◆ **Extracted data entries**

━━━━━━

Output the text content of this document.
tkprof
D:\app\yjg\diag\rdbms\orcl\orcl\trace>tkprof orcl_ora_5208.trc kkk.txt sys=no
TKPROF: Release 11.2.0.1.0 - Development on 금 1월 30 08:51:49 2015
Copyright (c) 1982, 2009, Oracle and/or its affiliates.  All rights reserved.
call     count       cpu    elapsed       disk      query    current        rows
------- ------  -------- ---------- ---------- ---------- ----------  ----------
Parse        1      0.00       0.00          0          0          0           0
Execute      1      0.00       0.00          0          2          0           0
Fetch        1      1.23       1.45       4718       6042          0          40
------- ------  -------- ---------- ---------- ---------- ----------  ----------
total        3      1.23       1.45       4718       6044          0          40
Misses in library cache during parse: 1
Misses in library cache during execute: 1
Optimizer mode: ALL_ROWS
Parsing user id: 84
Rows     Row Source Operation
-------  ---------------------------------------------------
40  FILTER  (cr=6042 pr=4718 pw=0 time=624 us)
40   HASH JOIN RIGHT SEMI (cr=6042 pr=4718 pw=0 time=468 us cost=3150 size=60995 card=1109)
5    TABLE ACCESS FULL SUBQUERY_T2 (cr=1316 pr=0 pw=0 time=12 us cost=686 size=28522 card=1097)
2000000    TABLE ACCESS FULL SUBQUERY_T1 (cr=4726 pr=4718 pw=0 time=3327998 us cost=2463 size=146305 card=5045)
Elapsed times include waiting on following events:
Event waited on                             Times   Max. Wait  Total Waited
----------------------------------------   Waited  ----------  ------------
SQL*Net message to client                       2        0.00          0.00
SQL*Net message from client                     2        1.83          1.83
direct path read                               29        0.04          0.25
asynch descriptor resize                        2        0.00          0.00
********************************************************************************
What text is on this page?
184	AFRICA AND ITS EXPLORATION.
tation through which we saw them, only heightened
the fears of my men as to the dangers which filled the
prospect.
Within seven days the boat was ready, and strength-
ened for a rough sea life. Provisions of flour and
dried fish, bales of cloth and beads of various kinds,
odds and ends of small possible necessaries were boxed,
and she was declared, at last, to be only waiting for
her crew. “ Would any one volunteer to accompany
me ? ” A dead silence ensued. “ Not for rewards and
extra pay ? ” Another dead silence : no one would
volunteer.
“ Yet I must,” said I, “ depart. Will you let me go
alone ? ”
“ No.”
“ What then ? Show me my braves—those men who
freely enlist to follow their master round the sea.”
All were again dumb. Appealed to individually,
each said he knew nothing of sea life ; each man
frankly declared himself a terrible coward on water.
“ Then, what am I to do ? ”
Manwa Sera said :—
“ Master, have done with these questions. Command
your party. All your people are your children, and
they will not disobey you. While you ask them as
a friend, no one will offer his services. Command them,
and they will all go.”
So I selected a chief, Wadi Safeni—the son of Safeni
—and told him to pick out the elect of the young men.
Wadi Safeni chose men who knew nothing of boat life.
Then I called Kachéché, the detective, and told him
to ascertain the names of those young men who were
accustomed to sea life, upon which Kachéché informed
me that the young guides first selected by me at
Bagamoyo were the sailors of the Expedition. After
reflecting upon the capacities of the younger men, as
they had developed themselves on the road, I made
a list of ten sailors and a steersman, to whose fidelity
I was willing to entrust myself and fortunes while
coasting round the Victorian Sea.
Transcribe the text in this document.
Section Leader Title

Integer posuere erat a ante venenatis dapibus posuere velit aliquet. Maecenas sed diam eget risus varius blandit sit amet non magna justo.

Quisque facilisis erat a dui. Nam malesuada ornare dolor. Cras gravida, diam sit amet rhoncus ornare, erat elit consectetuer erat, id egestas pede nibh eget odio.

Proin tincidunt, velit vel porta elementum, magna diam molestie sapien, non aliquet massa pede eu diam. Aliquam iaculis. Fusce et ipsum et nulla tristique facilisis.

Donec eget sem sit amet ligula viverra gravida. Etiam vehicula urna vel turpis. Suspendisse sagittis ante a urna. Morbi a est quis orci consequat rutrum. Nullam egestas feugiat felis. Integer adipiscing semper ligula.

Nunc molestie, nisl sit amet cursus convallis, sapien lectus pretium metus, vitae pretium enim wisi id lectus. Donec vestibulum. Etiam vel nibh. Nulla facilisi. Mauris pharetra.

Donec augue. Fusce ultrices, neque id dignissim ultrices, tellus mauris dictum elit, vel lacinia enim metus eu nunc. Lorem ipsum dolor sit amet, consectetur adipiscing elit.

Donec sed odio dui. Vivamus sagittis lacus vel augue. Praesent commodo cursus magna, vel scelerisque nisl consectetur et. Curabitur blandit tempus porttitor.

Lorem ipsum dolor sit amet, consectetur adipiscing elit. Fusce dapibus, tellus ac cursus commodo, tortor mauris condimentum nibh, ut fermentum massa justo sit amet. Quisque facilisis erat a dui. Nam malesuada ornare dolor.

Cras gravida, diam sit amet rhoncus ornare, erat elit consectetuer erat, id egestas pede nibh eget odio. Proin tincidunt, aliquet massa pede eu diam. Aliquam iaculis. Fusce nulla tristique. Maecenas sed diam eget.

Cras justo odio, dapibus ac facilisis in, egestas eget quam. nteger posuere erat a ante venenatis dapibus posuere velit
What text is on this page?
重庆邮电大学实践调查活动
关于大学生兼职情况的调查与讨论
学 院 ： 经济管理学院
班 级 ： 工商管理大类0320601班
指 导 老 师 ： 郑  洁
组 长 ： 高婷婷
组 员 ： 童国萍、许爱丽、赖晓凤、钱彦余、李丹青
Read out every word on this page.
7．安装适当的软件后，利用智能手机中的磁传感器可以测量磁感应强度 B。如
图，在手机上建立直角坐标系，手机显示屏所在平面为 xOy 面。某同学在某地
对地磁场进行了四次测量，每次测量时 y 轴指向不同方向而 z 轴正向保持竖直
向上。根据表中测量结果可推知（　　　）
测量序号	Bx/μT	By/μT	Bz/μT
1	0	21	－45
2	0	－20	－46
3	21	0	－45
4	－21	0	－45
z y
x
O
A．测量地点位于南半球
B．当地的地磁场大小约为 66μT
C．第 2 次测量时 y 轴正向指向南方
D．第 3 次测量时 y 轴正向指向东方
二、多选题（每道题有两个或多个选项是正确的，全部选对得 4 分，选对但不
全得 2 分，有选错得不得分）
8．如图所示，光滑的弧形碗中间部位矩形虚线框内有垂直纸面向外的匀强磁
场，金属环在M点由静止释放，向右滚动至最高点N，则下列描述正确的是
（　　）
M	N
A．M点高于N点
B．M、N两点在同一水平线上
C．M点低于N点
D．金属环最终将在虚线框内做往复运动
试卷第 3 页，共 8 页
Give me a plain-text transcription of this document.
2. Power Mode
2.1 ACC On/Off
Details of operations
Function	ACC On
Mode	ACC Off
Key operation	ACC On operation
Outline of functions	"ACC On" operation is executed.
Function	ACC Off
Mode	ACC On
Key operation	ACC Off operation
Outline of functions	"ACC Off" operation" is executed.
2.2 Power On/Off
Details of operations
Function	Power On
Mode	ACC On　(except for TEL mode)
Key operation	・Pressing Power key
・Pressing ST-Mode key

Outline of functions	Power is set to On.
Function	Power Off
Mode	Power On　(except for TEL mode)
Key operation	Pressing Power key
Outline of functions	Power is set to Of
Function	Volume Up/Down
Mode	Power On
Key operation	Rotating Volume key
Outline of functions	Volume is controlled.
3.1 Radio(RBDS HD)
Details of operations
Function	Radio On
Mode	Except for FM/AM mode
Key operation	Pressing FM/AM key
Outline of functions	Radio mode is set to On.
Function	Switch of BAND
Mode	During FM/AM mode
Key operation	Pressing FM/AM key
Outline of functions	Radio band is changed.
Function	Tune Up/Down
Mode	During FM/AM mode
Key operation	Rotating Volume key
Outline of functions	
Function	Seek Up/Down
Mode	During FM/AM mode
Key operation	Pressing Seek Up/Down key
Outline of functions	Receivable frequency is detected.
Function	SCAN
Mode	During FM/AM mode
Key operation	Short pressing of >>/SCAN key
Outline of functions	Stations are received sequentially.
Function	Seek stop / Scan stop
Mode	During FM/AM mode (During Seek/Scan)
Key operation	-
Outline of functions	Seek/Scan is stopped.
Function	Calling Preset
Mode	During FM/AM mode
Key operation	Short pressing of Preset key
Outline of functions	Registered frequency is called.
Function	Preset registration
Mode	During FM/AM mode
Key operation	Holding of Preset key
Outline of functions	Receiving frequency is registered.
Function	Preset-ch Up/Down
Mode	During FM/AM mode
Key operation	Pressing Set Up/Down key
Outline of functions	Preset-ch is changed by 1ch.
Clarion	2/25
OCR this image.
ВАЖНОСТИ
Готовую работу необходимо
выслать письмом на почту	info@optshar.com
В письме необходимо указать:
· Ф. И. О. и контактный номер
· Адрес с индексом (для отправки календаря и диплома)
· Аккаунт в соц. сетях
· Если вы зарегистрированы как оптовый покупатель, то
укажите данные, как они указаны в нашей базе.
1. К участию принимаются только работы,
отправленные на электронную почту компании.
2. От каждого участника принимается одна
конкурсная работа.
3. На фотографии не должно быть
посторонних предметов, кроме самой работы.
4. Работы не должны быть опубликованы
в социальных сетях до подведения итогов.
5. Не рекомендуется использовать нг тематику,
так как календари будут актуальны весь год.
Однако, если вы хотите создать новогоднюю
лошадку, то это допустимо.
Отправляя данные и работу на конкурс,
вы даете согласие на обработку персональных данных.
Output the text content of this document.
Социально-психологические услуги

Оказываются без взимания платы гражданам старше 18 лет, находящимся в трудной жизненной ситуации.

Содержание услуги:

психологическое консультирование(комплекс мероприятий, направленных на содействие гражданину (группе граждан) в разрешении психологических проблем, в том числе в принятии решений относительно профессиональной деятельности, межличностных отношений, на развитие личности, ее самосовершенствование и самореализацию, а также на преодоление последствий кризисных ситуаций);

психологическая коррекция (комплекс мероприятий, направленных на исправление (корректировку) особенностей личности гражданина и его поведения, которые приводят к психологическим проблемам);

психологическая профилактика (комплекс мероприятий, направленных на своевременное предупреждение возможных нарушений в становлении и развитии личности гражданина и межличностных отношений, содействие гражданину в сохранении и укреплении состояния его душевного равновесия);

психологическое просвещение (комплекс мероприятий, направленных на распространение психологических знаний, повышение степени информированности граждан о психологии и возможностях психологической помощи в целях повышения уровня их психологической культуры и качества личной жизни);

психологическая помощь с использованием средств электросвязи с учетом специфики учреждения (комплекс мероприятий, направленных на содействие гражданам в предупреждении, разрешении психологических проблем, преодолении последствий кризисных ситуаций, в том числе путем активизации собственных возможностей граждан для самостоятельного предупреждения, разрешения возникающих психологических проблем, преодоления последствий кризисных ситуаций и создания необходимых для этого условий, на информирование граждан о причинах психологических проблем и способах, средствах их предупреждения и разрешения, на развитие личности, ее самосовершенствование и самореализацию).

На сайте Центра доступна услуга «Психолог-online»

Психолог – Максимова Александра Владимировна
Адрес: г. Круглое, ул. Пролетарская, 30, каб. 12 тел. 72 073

━━━━━━

◆ **Aim**
Go through the records and pull out each line that includes the word "they".

◆ **The solution**
they will not disobey you. While you ask them as
and they will all go.”
they had developed themselves on the road, I made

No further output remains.